(Collected data entries)
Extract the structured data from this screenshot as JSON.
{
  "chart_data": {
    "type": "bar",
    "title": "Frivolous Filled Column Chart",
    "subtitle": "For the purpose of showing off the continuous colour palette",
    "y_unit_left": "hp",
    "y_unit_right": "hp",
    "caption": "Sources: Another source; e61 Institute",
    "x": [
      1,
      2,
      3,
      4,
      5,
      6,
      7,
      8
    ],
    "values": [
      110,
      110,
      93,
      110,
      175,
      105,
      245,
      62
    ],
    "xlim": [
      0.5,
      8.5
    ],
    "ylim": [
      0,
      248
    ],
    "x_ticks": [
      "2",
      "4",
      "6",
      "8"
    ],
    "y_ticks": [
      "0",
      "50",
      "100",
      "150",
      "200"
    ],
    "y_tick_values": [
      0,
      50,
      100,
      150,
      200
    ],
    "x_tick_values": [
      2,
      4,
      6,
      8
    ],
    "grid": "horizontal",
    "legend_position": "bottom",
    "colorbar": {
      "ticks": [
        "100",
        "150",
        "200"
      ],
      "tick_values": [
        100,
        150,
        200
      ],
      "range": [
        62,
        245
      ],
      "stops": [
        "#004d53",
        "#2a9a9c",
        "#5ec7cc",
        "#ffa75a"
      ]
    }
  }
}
* * *
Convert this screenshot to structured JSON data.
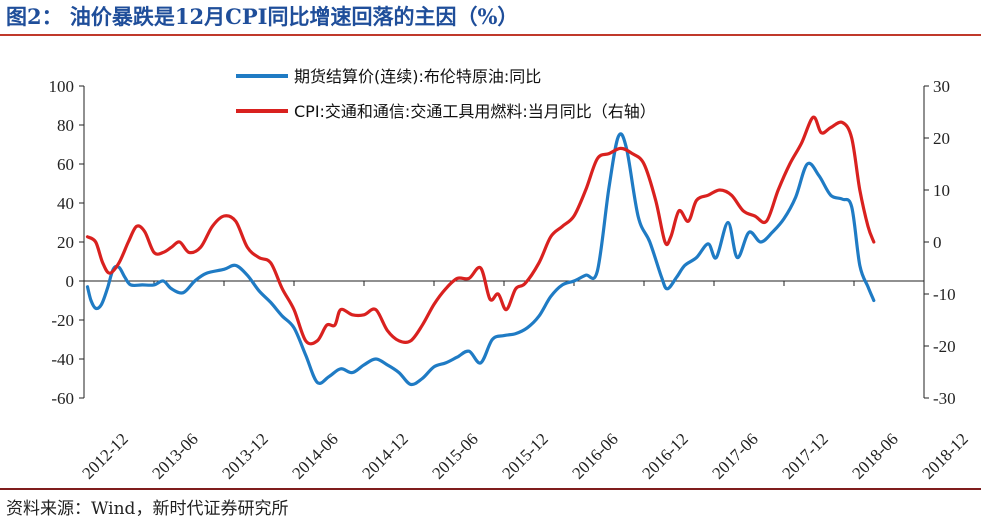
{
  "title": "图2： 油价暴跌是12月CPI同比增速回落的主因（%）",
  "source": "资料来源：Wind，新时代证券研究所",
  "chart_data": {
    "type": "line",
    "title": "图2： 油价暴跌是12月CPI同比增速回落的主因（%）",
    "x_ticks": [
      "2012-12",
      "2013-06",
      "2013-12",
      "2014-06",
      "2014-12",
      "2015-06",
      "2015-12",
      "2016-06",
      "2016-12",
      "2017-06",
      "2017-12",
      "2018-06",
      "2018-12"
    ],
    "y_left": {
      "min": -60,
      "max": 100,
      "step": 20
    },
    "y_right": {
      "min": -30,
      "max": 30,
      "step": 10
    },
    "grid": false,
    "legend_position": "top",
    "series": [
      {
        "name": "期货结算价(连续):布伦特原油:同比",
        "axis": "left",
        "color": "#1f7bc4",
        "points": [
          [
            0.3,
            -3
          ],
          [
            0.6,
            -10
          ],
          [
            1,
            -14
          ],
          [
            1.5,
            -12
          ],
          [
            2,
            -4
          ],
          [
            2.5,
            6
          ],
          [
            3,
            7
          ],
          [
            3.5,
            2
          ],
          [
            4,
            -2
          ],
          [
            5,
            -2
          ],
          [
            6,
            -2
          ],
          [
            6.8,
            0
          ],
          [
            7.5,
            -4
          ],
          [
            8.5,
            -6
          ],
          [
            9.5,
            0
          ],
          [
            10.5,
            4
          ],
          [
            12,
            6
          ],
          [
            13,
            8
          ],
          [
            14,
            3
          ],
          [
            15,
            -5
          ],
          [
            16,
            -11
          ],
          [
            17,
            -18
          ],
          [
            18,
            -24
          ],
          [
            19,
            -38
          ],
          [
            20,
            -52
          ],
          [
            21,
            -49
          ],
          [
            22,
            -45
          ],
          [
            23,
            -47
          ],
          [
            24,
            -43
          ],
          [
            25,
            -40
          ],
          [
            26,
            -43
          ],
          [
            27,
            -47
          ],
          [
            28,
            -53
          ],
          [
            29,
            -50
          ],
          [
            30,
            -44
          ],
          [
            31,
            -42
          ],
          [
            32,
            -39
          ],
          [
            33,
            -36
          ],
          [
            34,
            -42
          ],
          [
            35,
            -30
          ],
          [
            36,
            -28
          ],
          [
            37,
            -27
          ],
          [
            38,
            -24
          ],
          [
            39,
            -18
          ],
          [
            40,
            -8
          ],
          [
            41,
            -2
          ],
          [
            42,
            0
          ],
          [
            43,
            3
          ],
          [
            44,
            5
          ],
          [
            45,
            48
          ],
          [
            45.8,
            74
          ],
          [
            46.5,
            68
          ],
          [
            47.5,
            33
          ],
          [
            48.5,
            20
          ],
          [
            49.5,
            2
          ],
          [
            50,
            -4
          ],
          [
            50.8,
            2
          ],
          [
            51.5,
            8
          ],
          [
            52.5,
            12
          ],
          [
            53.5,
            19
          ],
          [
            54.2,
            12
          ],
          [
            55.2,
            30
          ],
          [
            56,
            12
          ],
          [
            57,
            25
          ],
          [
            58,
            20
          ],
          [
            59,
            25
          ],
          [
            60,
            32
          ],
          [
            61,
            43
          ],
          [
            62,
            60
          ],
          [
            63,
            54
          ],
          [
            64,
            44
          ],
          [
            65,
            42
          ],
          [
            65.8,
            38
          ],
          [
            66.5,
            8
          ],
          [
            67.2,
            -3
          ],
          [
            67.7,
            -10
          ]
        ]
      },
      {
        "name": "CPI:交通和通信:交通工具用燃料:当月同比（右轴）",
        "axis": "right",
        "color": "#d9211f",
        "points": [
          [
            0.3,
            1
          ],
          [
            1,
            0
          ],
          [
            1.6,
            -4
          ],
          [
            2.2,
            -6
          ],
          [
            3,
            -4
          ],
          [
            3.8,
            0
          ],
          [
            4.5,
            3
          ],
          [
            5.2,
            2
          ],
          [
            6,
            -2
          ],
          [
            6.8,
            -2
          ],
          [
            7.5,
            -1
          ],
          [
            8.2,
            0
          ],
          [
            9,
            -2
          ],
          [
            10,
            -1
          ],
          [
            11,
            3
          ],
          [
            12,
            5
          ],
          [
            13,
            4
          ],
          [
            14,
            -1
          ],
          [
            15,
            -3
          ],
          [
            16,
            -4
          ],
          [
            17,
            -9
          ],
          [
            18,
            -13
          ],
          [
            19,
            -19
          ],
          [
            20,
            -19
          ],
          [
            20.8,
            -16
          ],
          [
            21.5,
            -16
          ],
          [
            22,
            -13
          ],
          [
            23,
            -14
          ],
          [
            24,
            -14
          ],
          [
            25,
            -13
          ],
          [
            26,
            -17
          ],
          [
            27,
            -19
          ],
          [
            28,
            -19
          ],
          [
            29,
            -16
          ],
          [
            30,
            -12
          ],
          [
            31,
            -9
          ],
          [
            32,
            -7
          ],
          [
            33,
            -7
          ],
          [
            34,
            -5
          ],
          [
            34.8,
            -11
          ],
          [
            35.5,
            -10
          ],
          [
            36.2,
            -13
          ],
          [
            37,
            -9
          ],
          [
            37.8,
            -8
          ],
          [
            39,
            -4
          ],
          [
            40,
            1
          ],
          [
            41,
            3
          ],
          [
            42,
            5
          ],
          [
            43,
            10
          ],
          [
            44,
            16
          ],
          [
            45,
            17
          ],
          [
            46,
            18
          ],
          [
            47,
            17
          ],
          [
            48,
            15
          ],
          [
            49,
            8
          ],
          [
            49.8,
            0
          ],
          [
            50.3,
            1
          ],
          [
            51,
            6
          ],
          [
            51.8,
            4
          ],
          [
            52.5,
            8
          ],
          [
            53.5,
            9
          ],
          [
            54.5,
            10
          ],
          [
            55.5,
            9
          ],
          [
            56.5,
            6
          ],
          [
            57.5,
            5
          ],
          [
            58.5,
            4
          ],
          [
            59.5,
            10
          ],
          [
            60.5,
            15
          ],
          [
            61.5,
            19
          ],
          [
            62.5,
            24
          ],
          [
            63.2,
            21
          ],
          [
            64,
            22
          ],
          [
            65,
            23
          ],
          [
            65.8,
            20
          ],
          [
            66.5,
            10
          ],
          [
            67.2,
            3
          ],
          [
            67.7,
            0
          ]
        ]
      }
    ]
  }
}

▶ Task:
Every line of the listing that holds "source" is to be counted; give only the resulting number.

▶ Exercise response:
2